What you have to do:
Transcribe, line for line, the part of the records that opens with the line containing "intro-paragraph: Full Circle" and closes with the line containing "page-header — [434, 29, 638, 45]".

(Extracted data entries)
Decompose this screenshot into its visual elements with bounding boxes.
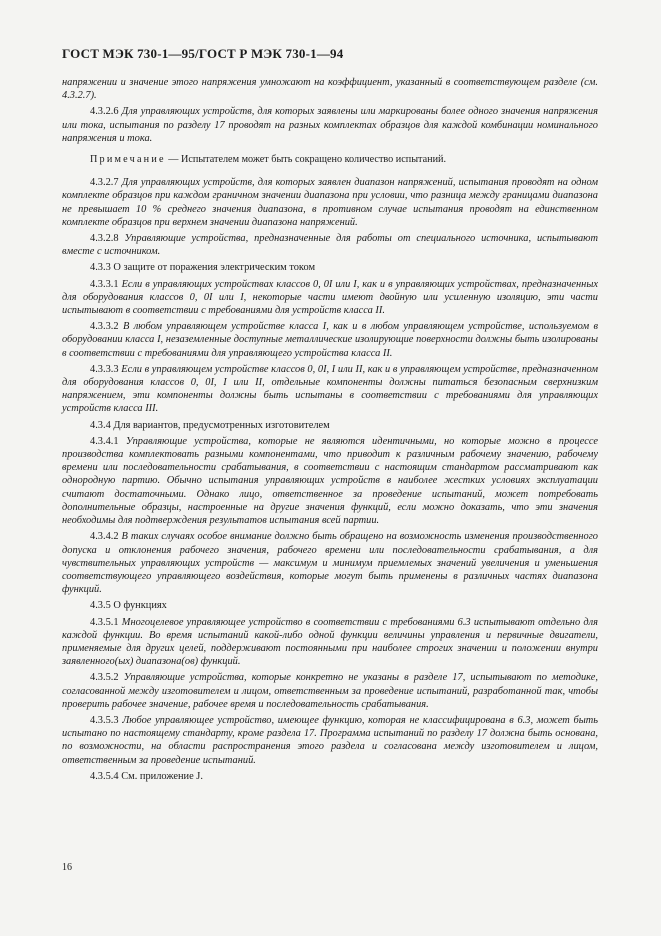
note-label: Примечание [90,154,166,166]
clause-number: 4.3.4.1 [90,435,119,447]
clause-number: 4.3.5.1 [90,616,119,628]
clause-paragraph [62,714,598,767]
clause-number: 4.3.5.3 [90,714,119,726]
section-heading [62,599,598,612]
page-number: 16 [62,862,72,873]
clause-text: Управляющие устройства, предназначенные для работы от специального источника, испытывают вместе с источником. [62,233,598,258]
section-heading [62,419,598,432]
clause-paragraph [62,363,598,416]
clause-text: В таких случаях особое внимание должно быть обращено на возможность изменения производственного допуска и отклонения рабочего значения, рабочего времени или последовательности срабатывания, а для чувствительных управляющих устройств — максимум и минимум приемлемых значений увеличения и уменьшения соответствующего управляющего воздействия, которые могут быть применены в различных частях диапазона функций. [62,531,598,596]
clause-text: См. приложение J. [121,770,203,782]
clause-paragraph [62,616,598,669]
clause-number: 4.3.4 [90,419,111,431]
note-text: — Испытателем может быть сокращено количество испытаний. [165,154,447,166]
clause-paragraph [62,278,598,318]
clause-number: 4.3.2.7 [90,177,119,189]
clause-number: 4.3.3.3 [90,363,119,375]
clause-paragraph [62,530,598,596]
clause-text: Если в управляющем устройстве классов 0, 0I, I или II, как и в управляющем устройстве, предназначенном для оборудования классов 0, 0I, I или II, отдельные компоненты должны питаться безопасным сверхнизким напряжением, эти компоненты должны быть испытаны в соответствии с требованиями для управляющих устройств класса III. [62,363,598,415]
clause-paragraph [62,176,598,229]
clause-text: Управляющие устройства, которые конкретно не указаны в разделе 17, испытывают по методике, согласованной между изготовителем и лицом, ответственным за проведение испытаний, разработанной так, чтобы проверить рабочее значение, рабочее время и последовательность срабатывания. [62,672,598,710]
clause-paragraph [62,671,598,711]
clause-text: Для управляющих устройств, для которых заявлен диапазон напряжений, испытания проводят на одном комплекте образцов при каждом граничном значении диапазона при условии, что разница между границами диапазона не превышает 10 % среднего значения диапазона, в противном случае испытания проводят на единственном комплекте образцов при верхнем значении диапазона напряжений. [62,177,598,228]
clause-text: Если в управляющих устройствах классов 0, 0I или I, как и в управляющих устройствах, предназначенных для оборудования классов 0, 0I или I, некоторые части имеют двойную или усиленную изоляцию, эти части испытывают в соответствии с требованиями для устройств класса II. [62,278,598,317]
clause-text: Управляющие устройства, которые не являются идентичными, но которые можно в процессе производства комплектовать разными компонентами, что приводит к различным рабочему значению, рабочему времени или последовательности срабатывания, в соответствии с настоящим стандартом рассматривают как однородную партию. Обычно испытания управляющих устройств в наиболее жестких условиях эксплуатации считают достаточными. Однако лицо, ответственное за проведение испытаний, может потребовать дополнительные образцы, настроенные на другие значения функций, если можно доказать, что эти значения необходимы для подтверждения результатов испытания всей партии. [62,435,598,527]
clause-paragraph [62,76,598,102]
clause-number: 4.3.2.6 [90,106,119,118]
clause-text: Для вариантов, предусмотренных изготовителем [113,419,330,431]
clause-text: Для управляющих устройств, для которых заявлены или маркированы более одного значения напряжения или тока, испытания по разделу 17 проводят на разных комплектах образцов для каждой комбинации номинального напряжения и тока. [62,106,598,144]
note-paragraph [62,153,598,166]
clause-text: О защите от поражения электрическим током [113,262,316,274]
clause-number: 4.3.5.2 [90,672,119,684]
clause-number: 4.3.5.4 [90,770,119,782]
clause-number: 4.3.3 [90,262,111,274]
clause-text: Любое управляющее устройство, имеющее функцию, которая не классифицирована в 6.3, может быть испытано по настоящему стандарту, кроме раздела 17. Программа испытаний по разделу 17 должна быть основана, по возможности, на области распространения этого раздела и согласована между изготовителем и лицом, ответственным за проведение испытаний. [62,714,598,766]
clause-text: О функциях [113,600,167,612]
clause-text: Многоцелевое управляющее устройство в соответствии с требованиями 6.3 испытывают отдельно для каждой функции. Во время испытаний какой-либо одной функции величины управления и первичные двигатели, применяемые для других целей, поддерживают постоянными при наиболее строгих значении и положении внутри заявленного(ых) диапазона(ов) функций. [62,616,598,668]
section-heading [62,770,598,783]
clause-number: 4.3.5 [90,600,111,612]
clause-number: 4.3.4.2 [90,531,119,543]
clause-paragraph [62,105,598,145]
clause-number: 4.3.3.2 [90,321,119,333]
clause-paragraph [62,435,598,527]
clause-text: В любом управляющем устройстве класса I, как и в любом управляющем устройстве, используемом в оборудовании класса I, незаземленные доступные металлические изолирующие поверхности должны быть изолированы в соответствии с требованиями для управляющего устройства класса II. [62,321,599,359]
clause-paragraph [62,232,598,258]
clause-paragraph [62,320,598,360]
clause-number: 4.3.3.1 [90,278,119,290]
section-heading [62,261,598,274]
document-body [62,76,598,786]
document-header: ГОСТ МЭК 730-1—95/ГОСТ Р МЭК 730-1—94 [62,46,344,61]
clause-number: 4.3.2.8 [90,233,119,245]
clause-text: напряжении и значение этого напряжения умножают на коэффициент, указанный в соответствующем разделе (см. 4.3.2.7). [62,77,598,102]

...

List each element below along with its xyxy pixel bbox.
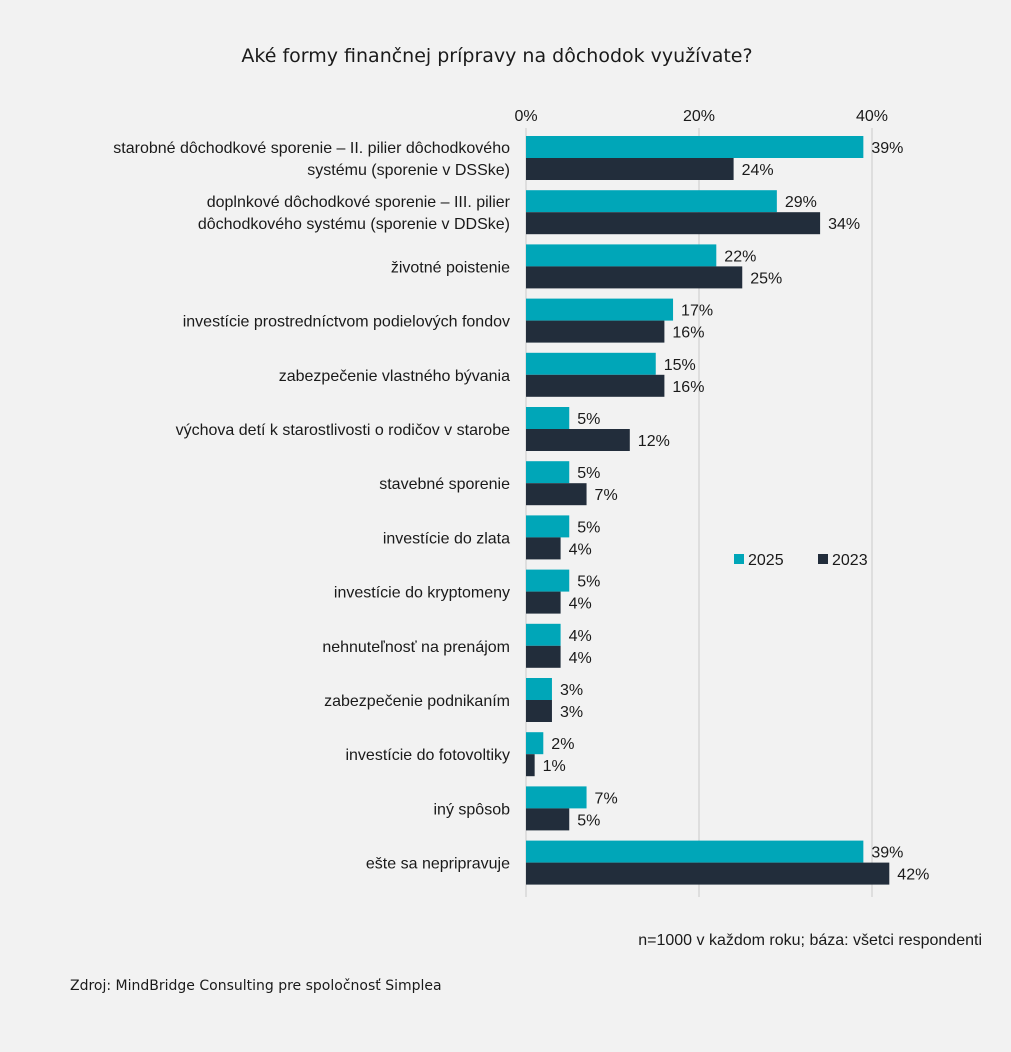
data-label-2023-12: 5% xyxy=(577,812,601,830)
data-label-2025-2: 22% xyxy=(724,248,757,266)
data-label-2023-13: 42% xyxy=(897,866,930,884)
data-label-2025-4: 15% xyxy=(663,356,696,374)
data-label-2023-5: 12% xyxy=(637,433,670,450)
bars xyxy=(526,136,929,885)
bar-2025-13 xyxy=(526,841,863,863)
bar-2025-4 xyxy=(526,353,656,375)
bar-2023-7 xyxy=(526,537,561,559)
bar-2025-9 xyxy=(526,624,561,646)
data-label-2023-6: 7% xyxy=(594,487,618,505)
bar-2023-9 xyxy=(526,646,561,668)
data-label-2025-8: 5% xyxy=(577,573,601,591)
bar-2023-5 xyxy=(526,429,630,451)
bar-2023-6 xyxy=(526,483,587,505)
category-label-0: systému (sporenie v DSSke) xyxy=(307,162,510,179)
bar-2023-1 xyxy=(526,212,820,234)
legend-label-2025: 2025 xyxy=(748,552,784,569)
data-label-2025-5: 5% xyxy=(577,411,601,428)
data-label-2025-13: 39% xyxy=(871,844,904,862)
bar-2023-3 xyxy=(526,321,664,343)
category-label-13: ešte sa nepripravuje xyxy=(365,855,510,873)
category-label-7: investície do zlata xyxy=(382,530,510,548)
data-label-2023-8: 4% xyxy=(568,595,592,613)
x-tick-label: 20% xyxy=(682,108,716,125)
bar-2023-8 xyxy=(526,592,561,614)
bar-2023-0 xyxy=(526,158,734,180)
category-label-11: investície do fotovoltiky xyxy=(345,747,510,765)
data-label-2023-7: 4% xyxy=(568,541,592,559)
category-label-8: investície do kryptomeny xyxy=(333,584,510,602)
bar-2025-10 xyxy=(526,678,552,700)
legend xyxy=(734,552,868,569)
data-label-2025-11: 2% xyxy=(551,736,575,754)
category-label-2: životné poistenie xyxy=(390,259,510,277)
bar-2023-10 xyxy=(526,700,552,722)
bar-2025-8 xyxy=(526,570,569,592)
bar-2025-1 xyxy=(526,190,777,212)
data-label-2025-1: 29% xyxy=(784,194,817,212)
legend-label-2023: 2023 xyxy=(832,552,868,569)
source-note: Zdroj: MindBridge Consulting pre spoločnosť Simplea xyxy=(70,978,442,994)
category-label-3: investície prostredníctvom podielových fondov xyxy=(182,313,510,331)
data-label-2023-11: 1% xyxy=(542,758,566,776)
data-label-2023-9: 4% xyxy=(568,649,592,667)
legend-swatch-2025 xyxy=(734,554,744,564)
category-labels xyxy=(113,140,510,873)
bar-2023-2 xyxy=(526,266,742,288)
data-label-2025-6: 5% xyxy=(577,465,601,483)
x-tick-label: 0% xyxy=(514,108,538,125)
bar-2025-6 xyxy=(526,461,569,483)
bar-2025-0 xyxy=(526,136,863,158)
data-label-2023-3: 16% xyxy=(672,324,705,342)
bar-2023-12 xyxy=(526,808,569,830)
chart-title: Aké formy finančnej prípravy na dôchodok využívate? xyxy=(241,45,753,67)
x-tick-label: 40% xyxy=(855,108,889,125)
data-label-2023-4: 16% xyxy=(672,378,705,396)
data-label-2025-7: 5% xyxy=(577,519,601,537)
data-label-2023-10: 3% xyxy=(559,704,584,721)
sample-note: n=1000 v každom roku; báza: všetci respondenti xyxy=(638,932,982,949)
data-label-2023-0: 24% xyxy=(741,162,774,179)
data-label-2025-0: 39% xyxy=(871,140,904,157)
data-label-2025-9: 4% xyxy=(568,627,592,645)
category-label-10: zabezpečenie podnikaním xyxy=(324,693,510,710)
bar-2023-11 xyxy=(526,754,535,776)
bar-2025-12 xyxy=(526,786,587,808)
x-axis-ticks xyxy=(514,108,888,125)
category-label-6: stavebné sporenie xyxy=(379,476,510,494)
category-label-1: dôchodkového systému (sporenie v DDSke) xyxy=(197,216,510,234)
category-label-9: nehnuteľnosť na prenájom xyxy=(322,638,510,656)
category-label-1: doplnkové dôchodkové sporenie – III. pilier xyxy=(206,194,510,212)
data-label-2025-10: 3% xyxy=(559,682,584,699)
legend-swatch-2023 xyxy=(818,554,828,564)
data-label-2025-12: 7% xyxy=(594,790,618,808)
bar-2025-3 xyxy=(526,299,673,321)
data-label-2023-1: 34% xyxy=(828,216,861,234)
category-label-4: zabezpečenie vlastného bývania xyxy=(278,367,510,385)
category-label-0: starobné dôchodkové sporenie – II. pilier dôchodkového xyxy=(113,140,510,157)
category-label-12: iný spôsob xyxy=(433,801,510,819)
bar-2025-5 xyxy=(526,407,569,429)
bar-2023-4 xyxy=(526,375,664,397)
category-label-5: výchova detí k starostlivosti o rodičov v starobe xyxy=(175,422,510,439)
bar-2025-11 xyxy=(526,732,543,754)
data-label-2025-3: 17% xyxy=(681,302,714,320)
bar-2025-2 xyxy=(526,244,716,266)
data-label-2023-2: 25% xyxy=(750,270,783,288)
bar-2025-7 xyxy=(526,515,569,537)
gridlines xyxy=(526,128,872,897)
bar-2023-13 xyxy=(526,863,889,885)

* * *

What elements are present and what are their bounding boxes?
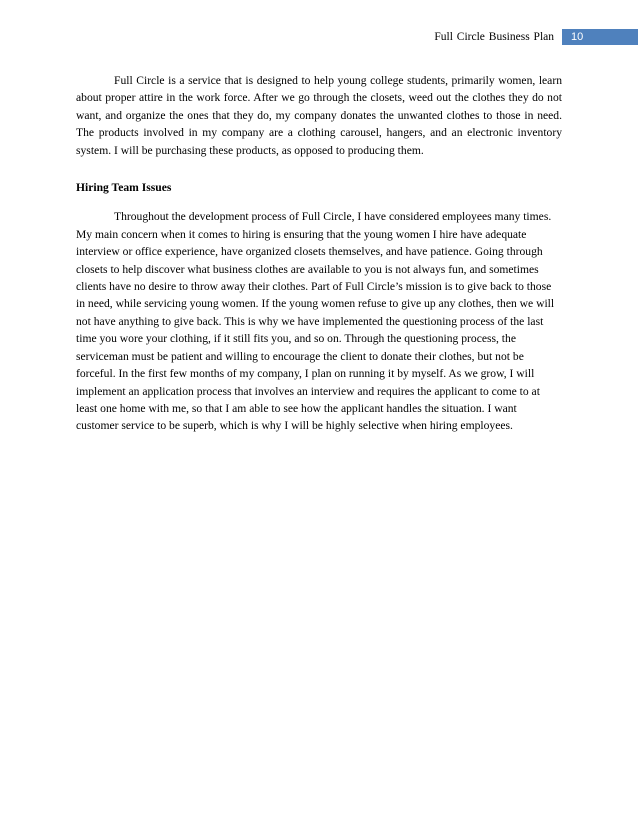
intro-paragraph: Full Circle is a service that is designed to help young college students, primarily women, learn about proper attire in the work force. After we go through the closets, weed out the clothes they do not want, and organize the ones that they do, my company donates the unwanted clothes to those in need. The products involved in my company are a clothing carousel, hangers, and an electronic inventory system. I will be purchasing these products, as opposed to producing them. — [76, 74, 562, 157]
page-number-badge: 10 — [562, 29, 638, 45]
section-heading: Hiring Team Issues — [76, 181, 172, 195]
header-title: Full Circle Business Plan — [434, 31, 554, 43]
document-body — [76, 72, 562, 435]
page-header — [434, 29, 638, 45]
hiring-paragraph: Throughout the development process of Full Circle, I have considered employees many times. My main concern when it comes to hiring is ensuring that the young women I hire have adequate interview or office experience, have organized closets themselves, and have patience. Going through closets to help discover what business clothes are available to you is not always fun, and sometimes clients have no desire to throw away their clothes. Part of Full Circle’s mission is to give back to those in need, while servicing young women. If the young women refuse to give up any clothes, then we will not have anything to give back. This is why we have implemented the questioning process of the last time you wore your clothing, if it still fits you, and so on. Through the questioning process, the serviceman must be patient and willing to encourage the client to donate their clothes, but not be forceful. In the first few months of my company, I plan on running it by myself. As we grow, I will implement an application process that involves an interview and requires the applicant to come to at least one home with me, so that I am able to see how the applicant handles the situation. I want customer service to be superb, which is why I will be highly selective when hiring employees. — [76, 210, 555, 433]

Solution:
intro-paragraph: Full Circle is a service that is designed to help young college students, primarily women, learn about proper attire in the work force. After we go through the closets, weed out the clothes they do not want, and organize the ones that they do, my company donates the unwanted clothes to those in need. The products involved in my company are a clothing carousel, hangers, and an electronic inventory system. I will be purchasing these products, as opposed to producing them. — [76, 74, 562, 157]
page-number-badge: 10 — [562, 29, 638, 45]
section-heading: Hiring Team Issues — [76, 181, 172, 195]
header-title: Full Circle Business Plan — [434, 31, 554, 43]
document-body — [76, 72, 562, 435]
page-header — [434, 29, 638, 45]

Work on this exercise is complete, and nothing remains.